> _Written task_: Please set out every line of the rows below as a numbered list, skipping any blank lines and leaving the pictures out.

> _Input material_:
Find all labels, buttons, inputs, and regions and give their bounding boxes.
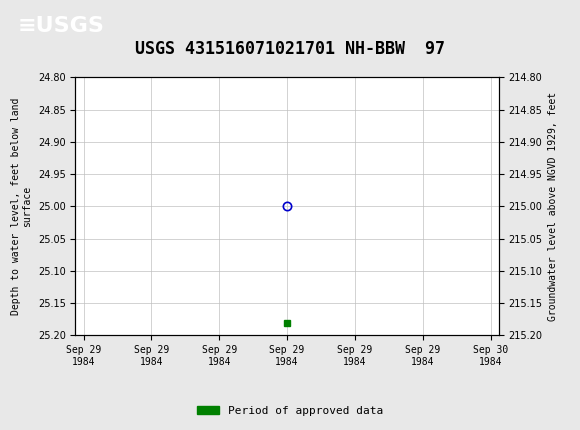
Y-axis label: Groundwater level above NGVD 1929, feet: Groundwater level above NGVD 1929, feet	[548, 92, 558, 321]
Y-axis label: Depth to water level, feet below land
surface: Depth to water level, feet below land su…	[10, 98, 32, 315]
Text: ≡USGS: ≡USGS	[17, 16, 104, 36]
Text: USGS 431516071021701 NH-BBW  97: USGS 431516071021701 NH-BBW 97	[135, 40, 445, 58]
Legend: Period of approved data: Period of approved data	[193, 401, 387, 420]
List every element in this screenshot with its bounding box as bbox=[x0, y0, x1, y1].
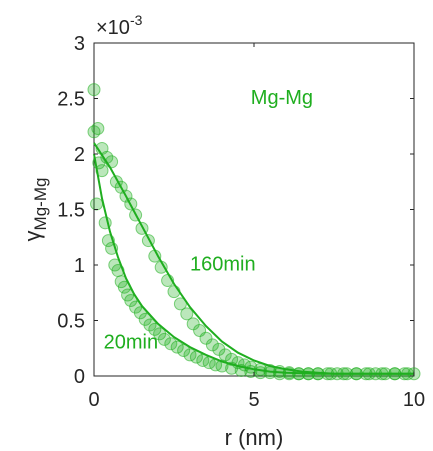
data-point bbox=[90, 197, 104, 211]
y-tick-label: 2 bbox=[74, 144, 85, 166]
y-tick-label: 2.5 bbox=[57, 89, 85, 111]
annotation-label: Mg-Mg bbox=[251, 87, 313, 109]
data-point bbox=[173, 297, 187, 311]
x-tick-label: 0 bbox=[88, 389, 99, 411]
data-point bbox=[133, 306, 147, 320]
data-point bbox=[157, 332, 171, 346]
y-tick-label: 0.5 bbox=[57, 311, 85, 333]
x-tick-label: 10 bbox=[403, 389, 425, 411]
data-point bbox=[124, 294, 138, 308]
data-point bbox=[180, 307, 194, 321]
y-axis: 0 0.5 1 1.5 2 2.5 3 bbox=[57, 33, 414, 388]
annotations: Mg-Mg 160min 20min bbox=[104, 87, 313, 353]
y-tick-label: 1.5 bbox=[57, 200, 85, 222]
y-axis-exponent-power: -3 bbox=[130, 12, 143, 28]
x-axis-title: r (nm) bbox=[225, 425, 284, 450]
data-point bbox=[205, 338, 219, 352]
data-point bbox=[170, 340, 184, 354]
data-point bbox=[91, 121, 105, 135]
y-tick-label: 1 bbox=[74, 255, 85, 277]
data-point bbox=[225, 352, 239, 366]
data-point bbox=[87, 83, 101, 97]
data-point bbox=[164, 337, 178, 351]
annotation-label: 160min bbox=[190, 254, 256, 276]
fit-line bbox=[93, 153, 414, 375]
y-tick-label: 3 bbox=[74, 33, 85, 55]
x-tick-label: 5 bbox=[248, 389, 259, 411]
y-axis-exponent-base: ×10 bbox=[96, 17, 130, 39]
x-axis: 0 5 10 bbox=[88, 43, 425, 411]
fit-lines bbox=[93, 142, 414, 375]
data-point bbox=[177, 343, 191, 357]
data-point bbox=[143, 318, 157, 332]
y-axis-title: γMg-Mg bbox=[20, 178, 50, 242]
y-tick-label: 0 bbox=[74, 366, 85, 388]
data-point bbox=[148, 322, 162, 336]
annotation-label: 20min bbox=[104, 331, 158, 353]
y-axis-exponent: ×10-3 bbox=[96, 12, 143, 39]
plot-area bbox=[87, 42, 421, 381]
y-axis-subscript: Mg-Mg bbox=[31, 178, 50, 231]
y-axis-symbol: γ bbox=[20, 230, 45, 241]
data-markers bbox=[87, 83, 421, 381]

> _Solution to the problem_:
1. Find all labels, buttons, inputs, and regions and give their bounding boxes.
2. Y-axis label: Groundwater level above NGVD 1929, feet: Groundwater level above NGVD 1929, feet	[548, 92, 558, 321]
3. Y-axis label: Depth to water level, feet below land
4. surface: Depth to water level, feet below land su…	[10, 98, 32, 315]
5. Text: ≡USGS: ≡USGS	[17, 16, 104, 36]
6. Text: USGS 431516071021701 NH-BBW  97: USGS 431516071021701 NH-BBW 97	[135, 40, 445, 58]
7. Legend: Period of approved data: Period of approved data	[193, 401, 387, 420]
8. List every element in this screenshot with its bounding box as bbox=[x0, y0, x1, y1].
9. data-point bbox=[90, 197, 104, 211]
10. y-tick-label: 2 bbox=[74, 144, 85, 166]
11. y-tick-label: 2.5 bbox=[57, 89, 85, 111]
12. annotation-label: Mg-Mg bbox=[251, 87, 313, 109]
13. data-point bbox=[173, 297, 187, 311]
14. x-tick-label: 0 bbox=[88, 389, 99, 411]
15. data-point bbox=[133, 306, 147, 320]
16. data-point bbox=[157, 332, 171, 346]
17. y-tick-label: 0.5 bbox=[57, 311, 85, 333]
18. x-tick-label: 10 bbox=[403, 389, 425, 411]
19. data-point bbox=[124, 294, 138, 308]
20. data-point bbox=[180, 307, 194, 321]
21. y-axis: 0 0.5 1 1.5 2 2.5 3 bbox=[57, 33, 414, 388]
22. annotations: Mg-Mg 160min 20min bbox=[104, 87, 313, 353]
23. y-tick-label: 1.5 bbox=[57, 200, 85, 222]
24. y-axis-exponent-power: -3 bbox=[130, 12, 143, 28]
25. x-axis-title: r (nm) bbox=[225, 425, 284, 450]
26. data-point bbox=[205, 338, 219, 352]
27. data-point bbox=[170, 340, 184, 354]
28. data-point bbox=[91, 121, 105, 135]
29. y-tick-label: 1 bbox=[74, 255, 85, 277]
30. data-point bbox=[225, 352, 239, 366]
31. data-point bbox=[87, 83, 101, 97]
32. data-point bbox=[164, 337, 178, 351]
33. annotation-label: 160min bbox=[190, 254, 256, 276]
34. fit-line bbox=[93, 153, 414, 375]
35. y-tick-label: 3 bbox=[74, 33, 85, 55]
36. x-tick-label: 5 bbox=[248, 389, 259, 411]
37. y-axis-exponent-base: ×10 bbox=[96, 17, 130, 39]
38. x-axis: 0 5 10 bbox=[88, 43, 425, 411]
39. fit-lines bbox=[93, 142, 414, 375]
40. data-point bbox=[177, 343, 191, 357]
41. data-point bbox=[143, 318, 157, 332]
42. y-axis-title: γMg-Mg bbox=[20, 178, 50, 242]
43. y-tick-label: 0 bbox=[74, 366, 85, 388]
44. data-point bbox=[148, 322, 162, 336]
45. annotation-label: 20min bbox=[104, 331, 158, 353]
46. y-axis-exponent: ×10-3 bbox=[96, 12, 143, 39]
47. plot-area bbox=[87, 42, 421, 381]
48. y-axis-subscript: Mg-Mg bbox=[31, 178, 50, 231]
49. y-axis-symbol: γ bbox=[20, 230, 45, 241]
50. data-markers bbox=[87, 83, 421, 381]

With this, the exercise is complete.